(Task instructions):
Please replace "training" with "practice" in the rows from the line containing "Patent image size: (931, 441)." through the last row, inclusive. Return only those rows, with everything else unchanged.

Dataset excerpts
__________________________________________________
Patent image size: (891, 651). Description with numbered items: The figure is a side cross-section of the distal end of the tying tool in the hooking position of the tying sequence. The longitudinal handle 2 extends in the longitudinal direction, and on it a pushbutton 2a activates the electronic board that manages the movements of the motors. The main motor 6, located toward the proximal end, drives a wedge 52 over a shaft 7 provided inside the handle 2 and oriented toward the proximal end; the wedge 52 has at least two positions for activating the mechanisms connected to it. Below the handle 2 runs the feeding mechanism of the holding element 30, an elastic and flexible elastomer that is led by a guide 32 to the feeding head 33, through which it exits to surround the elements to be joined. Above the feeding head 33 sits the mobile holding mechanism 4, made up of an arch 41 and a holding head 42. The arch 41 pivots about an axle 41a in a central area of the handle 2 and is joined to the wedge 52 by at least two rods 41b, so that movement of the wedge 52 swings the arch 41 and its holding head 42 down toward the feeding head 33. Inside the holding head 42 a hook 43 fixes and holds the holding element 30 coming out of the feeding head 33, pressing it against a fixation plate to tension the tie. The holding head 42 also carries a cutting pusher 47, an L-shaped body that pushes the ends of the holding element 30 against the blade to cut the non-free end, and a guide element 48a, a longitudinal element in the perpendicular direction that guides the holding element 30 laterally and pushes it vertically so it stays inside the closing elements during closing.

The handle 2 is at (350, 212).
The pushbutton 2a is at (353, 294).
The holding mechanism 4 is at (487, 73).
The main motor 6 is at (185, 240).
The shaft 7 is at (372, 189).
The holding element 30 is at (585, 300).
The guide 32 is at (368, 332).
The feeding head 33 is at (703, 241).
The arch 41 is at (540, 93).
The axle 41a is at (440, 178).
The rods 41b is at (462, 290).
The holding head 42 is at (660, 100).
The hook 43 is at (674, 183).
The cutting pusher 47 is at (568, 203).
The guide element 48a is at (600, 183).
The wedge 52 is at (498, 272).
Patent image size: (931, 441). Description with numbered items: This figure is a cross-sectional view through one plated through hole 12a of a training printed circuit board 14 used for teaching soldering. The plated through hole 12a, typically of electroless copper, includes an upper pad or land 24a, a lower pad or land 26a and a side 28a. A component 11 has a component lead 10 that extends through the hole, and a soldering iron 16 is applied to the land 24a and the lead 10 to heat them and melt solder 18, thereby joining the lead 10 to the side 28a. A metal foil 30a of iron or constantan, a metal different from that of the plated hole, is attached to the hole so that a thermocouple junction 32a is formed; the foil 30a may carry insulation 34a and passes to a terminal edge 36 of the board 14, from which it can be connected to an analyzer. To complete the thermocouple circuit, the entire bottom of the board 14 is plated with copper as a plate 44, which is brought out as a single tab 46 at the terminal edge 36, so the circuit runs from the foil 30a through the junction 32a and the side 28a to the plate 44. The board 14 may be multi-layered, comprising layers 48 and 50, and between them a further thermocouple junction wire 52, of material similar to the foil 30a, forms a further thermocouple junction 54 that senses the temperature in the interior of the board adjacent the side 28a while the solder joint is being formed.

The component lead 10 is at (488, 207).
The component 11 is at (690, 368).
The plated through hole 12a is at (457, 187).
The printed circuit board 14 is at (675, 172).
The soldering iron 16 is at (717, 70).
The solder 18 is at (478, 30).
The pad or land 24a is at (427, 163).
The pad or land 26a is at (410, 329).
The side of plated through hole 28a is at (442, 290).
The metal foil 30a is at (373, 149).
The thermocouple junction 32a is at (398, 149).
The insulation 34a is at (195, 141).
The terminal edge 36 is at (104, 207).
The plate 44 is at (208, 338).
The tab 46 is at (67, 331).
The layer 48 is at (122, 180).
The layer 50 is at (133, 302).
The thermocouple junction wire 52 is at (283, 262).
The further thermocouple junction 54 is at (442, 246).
__________________________________________________
(The output):
Patent image size: (931, 441). Description with numbered items: This figure is a cross-sectional view through one plated through hole 12a of a practice printed circuit board 14 used for teaching soldering. The plated through hole 12a, typically of electroless copper, includes an upper pad or land 24a, a lower pad or land 26a and a side 28a. A component 11 has a component lead 10 that extends through the hole, and a soldering iron 16 is applied to the land 24a and the lead 10 to heat them and melt solder 18, thereby joining the lead 10 to the side 28a. A metal foil 30a of iron or constantan, a metal different from that of the plated hole, is attached to the hole so that a thermocouple junction 32a is formed; the foil 30a may carry insulation 34a and passes to a terminal edge 36 of the board 14, from which it can be connected to an analyzer. To complete the thermocouple circuit, the entire bottom of the board 14 is plated with copper as a plate 44, which is brought out as a single tab 46 at the terminal edge 36, so the circuit runs from the foil 30a through the junction 32a and the side 28a to the plate 44. The board 14 may be multi-layered, comprising layers 48 and 50, and between them a further thermocouple junction wire 52, of material similar to the foil 30a, forms a further thermocouple junction 54 that senses the temperature in the interior of the board adjacent the side 28a while the solder joint is being formed.

The component lead 10 is at (488, 207).
The component 11 is at (690, 368).
The plated through hole 12a is at (457, 187).
The printed circuit board 14 is at (675, 172).
The soldering iron 16 is at (717, 70).
The solder 18 is at (478, 30).
The pad or land 24a is at (427, 163).
The pad or land 26a is at (410, 329).
The side of plated through hole 28a is at (442, 290).
The metal foil 30a is at (373, 149).
The thermocouple junction 32a is at (398, 149).
The insulation 34a is at (195, 141).
The terminal edge 36 is at (104, 207).
The plate 44 is at (208, 338).
The tab 46 is at (67, 331).
The layer 48 is at (122, 180).
The layer 50 is at (133, 302).
The thermocouple junction wire 52 is at (283, 262).
The further thermocouple junction 54 is at (442, 246).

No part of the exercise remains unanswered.